** START Data entries **
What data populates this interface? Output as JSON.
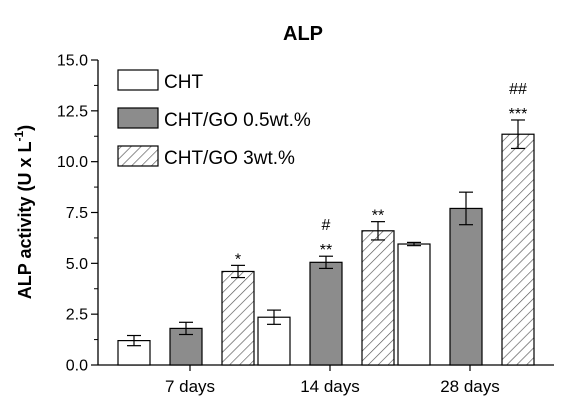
{
  "chart_data": {
    "type": "bar",
    "title": "ALP",
    "ylabel": "ALP activity (U x L",
    "ylabel_sup": "-1",
    "ylabel_close": ")",
    "xlabel": "",
    "ylim": [
      0,
      15
    ],
    "yticks": [
      "0.0",
      "2.5",
      "5.0",
      "7.5",
      "10.0",
      "12.5",
      "15.0"
    ],
    "ytick_values": [
      0,
      2.5,
      5,
      7.5,
      10,
      12.5,
      15
    ],
    "categories": [
      "7 days",
      "14 days",
      "28 days"
    ],
    "grid": false,
    "legend_position": "top-left",
    "series": [
      {
        "name": "CHT",
        "pattern": "white",
        "values": [
          1.2,
          2.35,
          5.95
        ],
        "errors": [
          0.25,
          0.35,
          0.08
        ]
      },
      {
        "name": "CHT/GO 0.5wt.%",
        "pattern": "gray",
        "values": [
          1.8,
          5.05,
          7.7
        ],
        "errors": [
          0.3,
          0.3,
          0.8
        ]
      },
      {
        "name": "CHT/GO 3wt.%",
        "pattern": "hatched",
        "values": [
          4.6,
          6.6,
          11.35
        ],
        "errors": [
          0.3,
          0.45,
          0.7
        ]
      }
    ],
    "annotations": [
      {
        "category": 0,
        "series": 2,
        "lines": [
          "*"
        ]
      },
      {
        "category": 1,
        "series": 1,
        "lines": [
          "#",
          "**"
        ]
      },
      {
        "category": 1,
        "series": 2,
        "lines": [
          "**"
        ]
      },
      {
        "category": 2,
        "series": 2,
        "lines": [
          "##",
          "***"
        ]
      }
    ],
    "colors": {
      "axis": "#000000",
      "gray_fill": "#8c8c8c",
      "white_fill": "#ffffff",
      "hatch": "#555555"
    }
  }
}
** END Data entries **
Go through the listing above and locate each line that holds the word "name". Copy those lines.

        "name": "CHT",
        "name": "CHT/GO 0.5wt.%",
        "name": "CHT/GO 3wt.%",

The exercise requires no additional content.